§ Instruction
Make an exact copy of the entries below.

"""

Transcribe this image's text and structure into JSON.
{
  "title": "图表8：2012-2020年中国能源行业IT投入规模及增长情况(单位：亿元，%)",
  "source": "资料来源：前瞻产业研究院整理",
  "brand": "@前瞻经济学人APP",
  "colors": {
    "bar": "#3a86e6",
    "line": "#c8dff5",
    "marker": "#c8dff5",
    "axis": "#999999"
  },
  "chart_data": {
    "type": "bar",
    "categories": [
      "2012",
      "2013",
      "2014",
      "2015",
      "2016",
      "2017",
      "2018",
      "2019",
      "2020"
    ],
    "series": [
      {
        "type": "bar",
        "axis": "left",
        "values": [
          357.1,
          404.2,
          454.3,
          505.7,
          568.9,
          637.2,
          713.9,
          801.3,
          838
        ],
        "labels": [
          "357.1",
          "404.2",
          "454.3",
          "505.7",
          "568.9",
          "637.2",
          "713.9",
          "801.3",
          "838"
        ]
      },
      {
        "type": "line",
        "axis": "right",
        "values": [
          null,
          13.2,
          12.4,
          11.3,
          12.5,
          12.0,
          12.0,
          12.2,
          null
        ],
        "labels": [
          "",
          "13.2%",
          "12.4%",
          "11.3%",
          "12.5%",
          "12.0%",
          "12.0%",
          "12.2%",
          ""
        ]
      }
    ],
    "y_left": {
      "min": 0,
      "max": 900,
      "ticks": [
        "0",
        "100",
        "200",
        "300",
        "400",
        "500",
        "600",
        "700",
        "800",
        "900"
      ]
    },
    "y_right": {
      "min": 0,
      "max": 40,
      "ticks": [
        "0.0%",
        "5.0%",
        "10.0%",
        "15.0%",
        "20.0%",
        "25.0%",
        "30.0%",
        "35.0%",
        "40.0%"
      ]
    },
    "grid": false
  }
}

"""

§ The reply
Transcribe this image's text and structure into JSON.
{
  "title": "图表8：2012-2020年中国能源行业IT投入规模及增长情况(单位：亿元，%)",
  "source": "资料来源：前瞻产业研究院整理",
  "brand": "@前瞻经济学人APP",
  "colors": {
    "bar": "#3a86e6",
    "line": "#c8dff5",
    "marker": "#c8dff5",
    "axis": "#999999"
  },
  "chart_data": {
    "type": "bar",
    "categories": [
      "2012",
      "2013",
      "2014",
      "2015",
      "2016",
      "2017",
      "2018",
      "2019",
      "2020"
    ],
    "series": [
      {
        "type": "bar",
        "axis": "left",
        "values": [
          357.1,
          404.2,
          454.3,
          505.7,
          568.9,
          637.2,
          713.9,
          801.3,
          838
        ],
        "labels": [
          "357.1",
          "404.2",
          "454.3",
          "505.7",
          "568.9",
          "637.2",
          "713.9",
          "801.3",
          "838"
        ]
      },
      {
        "type": "line",
        "axis": "right",
        "values": [
          null,
          13.2,
          12.4,
          11.3,
          12.5,
          12.0,
          12.0,
          12.2,
          null
        ],
        "labels": [
          "",
          "13.2%",
          "12.4%",
          "11.3%",
          "12.5%",
          "12.0%",
          "12.0%",
          "12.2%",
          ""
        ]
      }
    ],
    "y_left": {
      "min": 0,
      "max": 900,
      "ticks": [
        "0",
        "100",
        "200",
        "300",
        "400",
        "500",
        "600",
        "700",
        "800",
        "900"
      ]
    },
    "y_right": {
      "min": 0,
      "max": 40,
      "ticks": [
        "0.0%",
        "5.0%",
        "10.0%",
        "15.0%",
        "20.0%",
        "25.0%",
        "30.0%",
        "35.0%",
        "40.0%"
      ]
    },
    "grid": false
  }
}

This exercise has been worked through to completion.